Keep the images out and copy every entry below exactly.
===
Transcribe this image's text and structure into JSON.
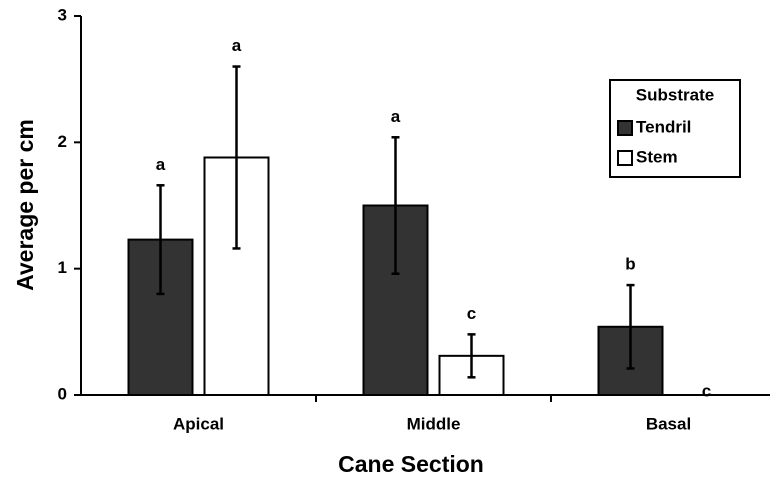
{
  "chart_data": {
    "type": "bar",
    "x_label": "Cane Section",
    "y_label": "Average per cm",
    "categories": [
      "Apical",
      "Middle",
      "Basal"
    ],
    "series": [
      {
        "name": "Tendril",
        "color": "#333333",
        "values": [
          1.23,
          1.5,
          0.54
        ],
        "errors": [
          0.43,
          0.54,
          0.33
        ],
        "letters": [
          "a",
          "a",
          "b"
        ]
      },
      {
        "name": "Stem",
        "color": "#ffffff",
        "values": [
          1.88,
          0.31,
          0
        ],
        "errors": [
          0.72,
          0.17,
          0
        ],
        "letters": [
          "a",
          "c",
          "c"
        ]
      }
    ],
    "ylim": [
      0,
      3
    ],
    "yticks": [
      0,
      1,
      2,
      3
    ],
    "legend_title": "Substrate",
    "legend_position": "right"
  }
}
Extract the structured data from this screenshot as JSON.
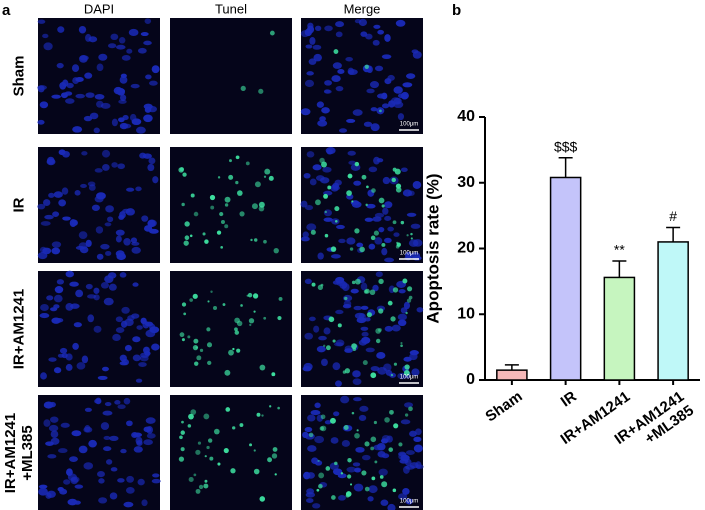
{
  "panels": {
    "a": "a",
    "b": "b"
  },
  "image_grid": {
    "columns": [
      "DAPI",
      "Tunel",
      "Merge"
    ],
    "rows": [
      "Sham",
      "IR",
      "IR+AM1241",
      "IR+AM1241\n+ML385"
    ],
    "scale_bar": "100μm"
  },
  "chart_data": {
    "type": "bar",
    "y_label": "Apoptosis rate (%)",
    "categories": [
      "Sham",
      "IR",
      "IR+AM1241",
      "IR+AM1241\n+ML385"
    ],
    "values": [
      1.5,
      30.8,
      15.6,
      21.0
    ],
    "errors": [
      0.8,
      3.0,
      2.5,
      2.2
    ],
    "annotations": [
      null,
      "$$$",
      "**",
      "#"
    ],
    "colors": [
      "#f6b8b8",
      "#c4c4fa",
      "#c6f5bf",
      "#bff8f8"
    ],
    "ylim": [
      0,
      40
    ],
    "yticks": [
      0,
      10,
      20,
      30,
      40
    ],
    "grid": false
  }
}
===
## Reply
Transcribe this image's text and structure into JSON.
{
  "chart_data": {
    "type": "bar",
    "x_label": "Cane Section",
    "y_label": "Average per cm",
    "categories": [
      "Apical",
      "Middle",
      "Basal"
    ],
    "series": [
      {
        "name": "Tendril",
        "color": "#333333",
        "values": [
          1.23,
          1.5,
          0.54
        ],
        "errors": [
          0.43,
          0.54,
          0.33
        ],
        "letters": [
          "a",
          "a",
          "b"
        ]
      },
      {
        "name": "Stem",
        "color": "#ffffff",
        "values": [
          1.88,
          0.31,
          0
        ],
        "errors": [
          0.72,
          0.17,
          0
        ],
        "letters": [
          "a",
          "c",
          "c"
        ]
      }
    ],
    "ylim": [
      0,
      3
    ],
    "yticks": [
      0,
      1,
      2,
      3
    ],
    "legend_title": "Substrate",
    "legend_position": "right"
  }
}
Extract the structured data from this screenshot as JSON.
{
  "panels": {
    "a": "a",
    "b": "b"
  },
  "image_grid": {
    "columns": [
      "DAPI",
      "Tunel",
      "Merge"
    ],
    "rows": [
      "Sham",
      "IR",
      "IR+AM1241",
      "IR+AM1241\n+ML385"
    ],
    "scale_bar": "100μm"
  },
  "chart_data": {
    "type": "bar",
    "y_label": "Apoptosis rate (%)",
    "categories": [
      "Sham",
      "IR",
      "IR+AM1241",
      "IR+AM1241\n+ML385"
    ],
    "values": [
      1.5,
      30.8,
      15.6,
      21.0
    ],
    "errors": [
      0.8,
      3.0,
      2.5,
      2.2
    ],
    "annotations": [
      null,
      "$$$",
      "**",
      "#"
    ],
    "colors": [
      "#f6b8b8",
      "#c4c4fa",
      "#c6f5bf",
      "#bff8f8"
    ],
    "ylim": [
      0,
      40
    ],
    "yticks": [
      0,
      10,
      20,
      30,
      40
    ],
    "grid": false
  }
}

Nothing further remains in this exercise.